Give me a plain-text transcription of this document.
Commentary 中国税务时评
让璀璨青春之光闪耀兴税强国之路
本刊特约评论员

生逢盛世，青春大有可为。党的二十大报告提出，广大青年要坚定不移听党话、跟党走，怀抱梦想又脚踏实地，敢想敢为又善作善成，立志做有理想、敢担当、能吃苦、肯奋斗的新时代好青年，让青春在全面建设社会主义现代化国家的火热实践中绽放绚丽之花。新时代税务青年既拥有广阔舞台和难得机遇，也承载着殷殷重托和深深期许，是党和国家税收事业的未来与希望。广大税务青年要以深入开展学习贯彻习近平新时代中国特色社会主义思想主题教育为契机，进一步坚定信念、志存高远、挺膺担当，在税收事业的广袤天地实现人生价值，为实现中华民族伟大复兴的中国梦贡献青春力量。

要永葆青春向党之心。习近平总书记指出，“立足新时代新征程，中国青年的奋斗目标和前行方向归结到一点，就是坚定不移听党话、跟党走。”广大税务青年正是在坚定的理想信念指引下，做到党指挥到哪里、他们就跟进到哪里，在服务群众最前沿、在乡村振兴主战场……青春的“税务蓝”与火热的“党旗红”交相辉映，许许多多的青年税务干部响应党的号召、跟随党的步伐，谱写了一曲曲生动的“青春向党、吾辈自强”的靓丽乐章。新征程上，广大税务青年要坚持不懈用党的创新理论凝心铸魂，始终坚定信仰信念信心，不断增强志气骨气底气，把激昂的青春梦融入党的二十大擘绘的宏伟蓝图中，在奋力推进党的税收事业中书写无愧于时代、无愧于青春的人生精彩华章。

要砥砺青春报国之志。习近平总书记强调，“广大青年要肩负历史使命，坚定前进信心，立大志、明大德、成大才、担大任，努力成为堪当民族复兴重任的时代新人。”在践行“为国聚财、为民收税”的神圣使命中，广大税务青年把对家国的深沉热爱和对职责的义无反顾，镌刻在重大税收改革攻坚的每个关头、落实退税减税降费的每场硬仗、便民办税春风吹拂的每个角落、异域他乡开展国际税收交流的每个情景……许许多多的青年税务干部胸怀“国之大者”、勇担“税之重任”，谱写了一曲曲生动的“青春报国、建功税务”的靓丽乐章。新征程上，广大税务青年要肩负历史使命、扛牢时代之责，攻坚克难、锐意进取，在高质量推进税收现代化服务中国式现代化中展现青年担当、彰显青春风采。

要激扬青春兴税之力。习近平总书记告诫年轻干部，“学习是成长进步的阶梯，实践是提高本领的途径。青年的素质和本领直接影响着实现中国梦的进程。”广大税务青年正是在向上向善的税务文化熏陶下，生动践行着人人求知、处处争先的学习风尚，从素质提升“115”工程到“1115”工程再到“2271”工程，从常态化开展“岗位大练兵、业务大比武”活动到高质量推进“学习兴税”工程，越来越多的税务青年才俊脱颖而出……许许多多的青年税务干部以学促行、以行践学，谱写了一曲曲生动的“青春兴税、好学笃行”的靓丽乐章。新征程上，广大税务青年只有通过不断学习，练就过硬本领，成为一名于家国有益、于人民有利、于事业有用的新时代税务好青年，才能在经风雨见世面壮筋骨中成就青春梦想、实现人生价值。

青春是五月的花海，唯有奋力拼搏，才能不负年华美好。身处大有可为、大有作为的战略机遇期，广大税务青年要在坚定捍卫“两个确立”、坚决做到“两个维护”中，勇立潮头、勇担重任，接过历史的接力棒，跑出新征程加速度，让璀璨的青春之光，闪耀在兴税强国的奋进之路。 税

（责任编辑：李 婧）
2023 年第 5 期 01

----

§ **Problem to solve**:
Repeat each of the entries above precisely as given.

§ **Problem solution**:
Give me a plain-text transcription of this document.
Commentary 中国税务时评
让璀璨青春之光闪耀兴税强国之路
本刊特约评论员

生逢盛世，青春大有可为。党的二十大报告提出，广大青年要坚定不移听党话、跟党走，怀抱梦想又脚踏实地，敢想敢为又善作善成，立志做有理想、敢担当、能吃苦、肯奋斗的新时代好青年，让青春在全面建设社会主义现代化国家的火热实践中绽放绚丽之花。新时代税务青年既拥有广阔舞台和难得机遇，也承载着殷殷重托和深深期许，是党和国家税收事业的未来与希望。广大税务青年要以深入开展学习贯彻习近平新时代中国特色社会主义思想主题教育为契机，进一步坚定信念、志存高远、挺膺担当，在税收事业的广袤天地实现人生价值，为实现中华民族伟大复兴的中国梦贡献青春力量。

要永葆青春向党之心。习近平总书记指出，“立足新时代新征程，中国青年的奋斗目标和前行方向归结到一点，就是坚定不移听党话、跟党走。”广大税务青年正是在坚定的理想信念指引下，做到党指挥到哪里、他们就跟进到哪里，在服务群众最前沿、在乡村振兴主战场……青春的“税务蓝”与火热的“党旗红”交相辉映，许许多多的青年税务干部响应党的号召、跟随党的步伐，谱写了一曲曲生动的“青春向党、吾辈自强”的靓丽乐章。新征程上，广大税务青年要坚持不懈用党的创新理论凝心铸魂，始终坚定信仰信念信心，不断增强志气骨气底气，把激昂的青春梦融入党的二十大擘绘的宏伟蓝图中，在奋力推进党的税收事业中书写无愧于时代、无愧于青春的人生精彩华章。

要砥砺青春报国之志。习近平总书记强调，“广大青年要肩负历史使命，坚定前进信心，立大志、明大德、成大才、担大任，努力成为堪当民族复兴重任的时代新人。”在践行“为国聚财、为民收税”的神圣使命中，广大税务青年把对家国的深沉热爱和对职责的义无反顾，镌刻在重大税收改革攻坚的每个关头、落实退税减税降费的每场硬仗、便民办税春风吹拂的每个角落、异域他乡开展国际税收交流的每个情景……许许多多的青年税务干部胸怀“国之大者”、勇担“税之重任”，谱写了一曲曲生动的“青春报国、建功税务”的靓丽乐章。新征程上，广大税务青年要肩负历史使命、扛牢时代之责，攻坚克难、锐意进取，在高质量推进税收现代化服务中国式现代化中展现青年担当、彰显青春风采。

要激扬青春兴税之力。习近平总书记告诫年轻干部，“学习是成长进步的阶梯，实践是提高本领的途径。青年的素质和本领直接影响着实现中国梦的进程。”广大税务青年正是在向上向善的税务文化熏陶下，生动践行着人人求知、处处争先的学习风尚，从素质提升“115”工程到“1115”工程再到“2271”工程，从常态化开展“岗位大练兵、业务大比武”活动到高质量推进“学习兴税”工程，越来越多的税务青年才俊脱颖而出……许许多多的青年税务干部以学促行、以行践学，谱写了一曲曲生动的“青春兴税、好学笃行”的靓丽乐章。新征程上，广大税务青年只有通过不断学习，练就过硬本领，成为一名于家国有益、于人民有利、于事业有用的新时代税务好青年，才能在经风雨见世面壮筋骨中成就青春梦想、实现人生价值。

青春是五月的花海，唯有奋力拼搏，才能不负年华美好。身处大有可为、大有作为的战略机遇期，广大税务青年要在坚定捍卫“两个确立”、坚决做到“两个维护”中，勇立潮头、勇担重任，接过历史的接力棒，跑出新征程加速度，让璀璨的青春之光，闪耀在兴税强国的奋进之路。 税

（责任编辑：李 婧）
2023 年第 5 期 01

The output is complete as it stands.